- _Set task_
How many lines in this material include the string "employees"? Answer with the number and nothing further.

- _Supplied data_
::::::::

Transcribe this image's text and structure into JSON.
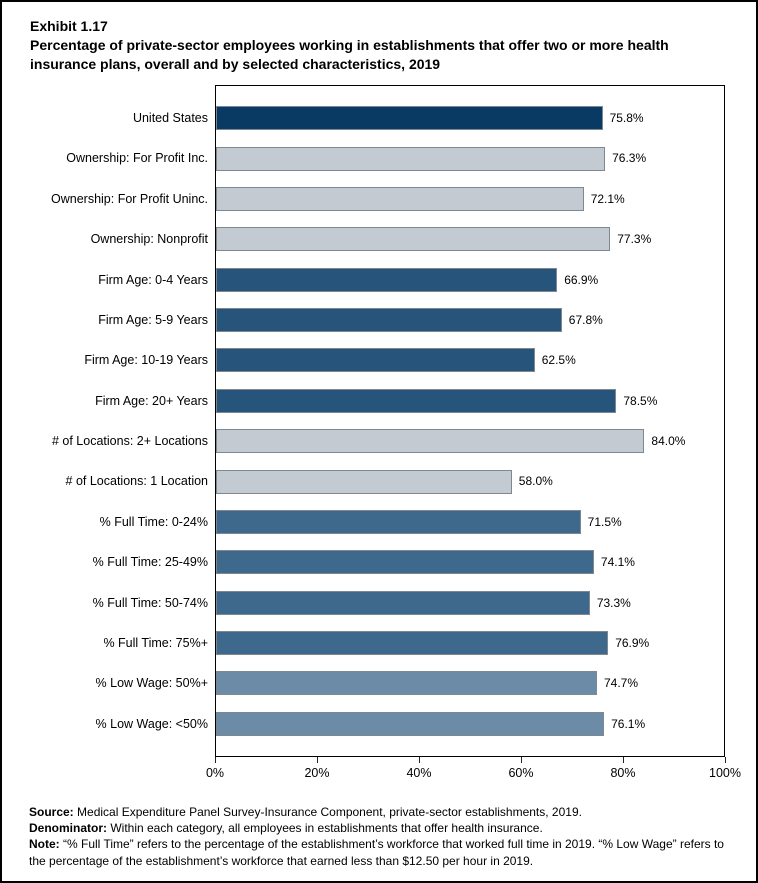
{
  "page": {
    "exhibit_label": "Exhibit 1.17",
    "title": "Percentage of private-sector employees working in establishments that offer two or more health insurance plans, overall and by selected characteristics, 2019"
  },
  "chart_data": {
    "type": "bar",
    "orientation": "horizontal",
    "title": "Percentage of private-sector employees working in establishments that offer two or more health insurance plans, overall and by selected characteristics, 2019",
    "xlabel": "",
    "ylabel": "",
    "xlim": [
      0,
      100
    ],
    "grid": false,
    "legend": "none",
    "x_tick_values": [
      0,
      20,
      40,
      60,
      80,
      100
    ],
    "x_tick_labels": [
      "0%",
      "20%",
      "40%",
      "60%",
      "80%",
      "100%"
    ],
    "bar_border_color": "#7E8891",
    "colors": {
      "united_states": "#093A63",
      "ownership": "#C3CAD1",
      "firm_age": "#26547B",
      "locations": "#C3CAD1",
      "full_time": "#3F698C",
      "low_wage": "#6C8BA6"
    },
    "bars": [
      {
        "label": "United States",
        "value": 75.8,
        "display": "75.8%",
        "group": "united_states"
      },
      {
        "label": "Ownership: For Profit Inc.",
        "value": 76.3,
        "display": "76.3%",
        "group": "ownership"
      },
      {
        "label": "Ownership: For Profit Uninc.",
        "value": 72.1,
        "display": "72.1%",
        "group": "ownership"
      },
      {
        "label": "Ownership: Nonprofit",
        "value": 77.3,
        "display": "77.3%",
        "group": "ownership"
      },
      {
        "label": "Firm Age: 0-4 Years",
        "value": 66.9,
        "display": "66.9%",
        "group": "firm_age"
      },
      {
        "label": "Firm Age: 5-9 Years",
        "value": 67.8,
        "display": "67.8%",
        "group": "firm_age"
      },
      {
        "label": "Firm Age: 10-19 Years",
        "value": 62.5,
        "display": "62.5%",
        "group": "firm_age"
      },
      {
        "label": "Firm Age: 20+ Years",
        "value": 78.5,
        "display": "78.5%",
        "group": "firm_age"
      },
      {
        "label": "# of Locations: 2+ Locations",
        "value": 84.0,
        "display": "84.0%",
        "group": "locations"
      },
      {
        "label": "# of Locations: 1 Location",
        "value": 58.0,
        "display": "58.0%",
        "group": "locations"
      },
      {
        "label": "% Full Time: 0-24%",
        "value": 71.5,
        "display": "71.5%",
        "group": "full_time"
      },
      {
        "label": "% Full Time: 25-49%",
        "value": 74.1,
        "display": "74.1%",
        "group": "full_time"
      },
      {
        "label": "% Full Time: 50-74%",
        "value": 73.3,
        "display": "73.3%",
        "group": "full_time"
      },
      {
        "label": "% Full Time: 75%+",
        "value": 76.9,
        "display": "76.9%",
        "group": "full_time"
      },
      {
        "label": "% Low Wage: 50%+",
        "value": 74.7,
        "display": "74.7%",
        "group": "low_wage"
      },
      {
        "label": "% Low Wage: <50%",
        "value": 76.1,
        "display": "76.1%",
        "group": "low_wage"
      }
    ]
  },
  "footer": {
    "lines": [
      {
        "label": "Source:",
        "text": " Medical Expenditure Panel Survey-Insurance Component, private-sector establishments, 2019."
      },
      {
        "label": "Denominator:",
        "text": " Within each category, all employees in establishments that offer health insurance."
      },
      {
        "label": "Note:",
        "text": " “% Full Time” refers to the percentage of the establishment’s workforce that worked full time in 2019. “% Low Wage” refers to the percentage of the establishment’s workforce that earned less than $12.50 per hour in 2019."
      }
    ]
  }
}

::::::::

- _Reply_
3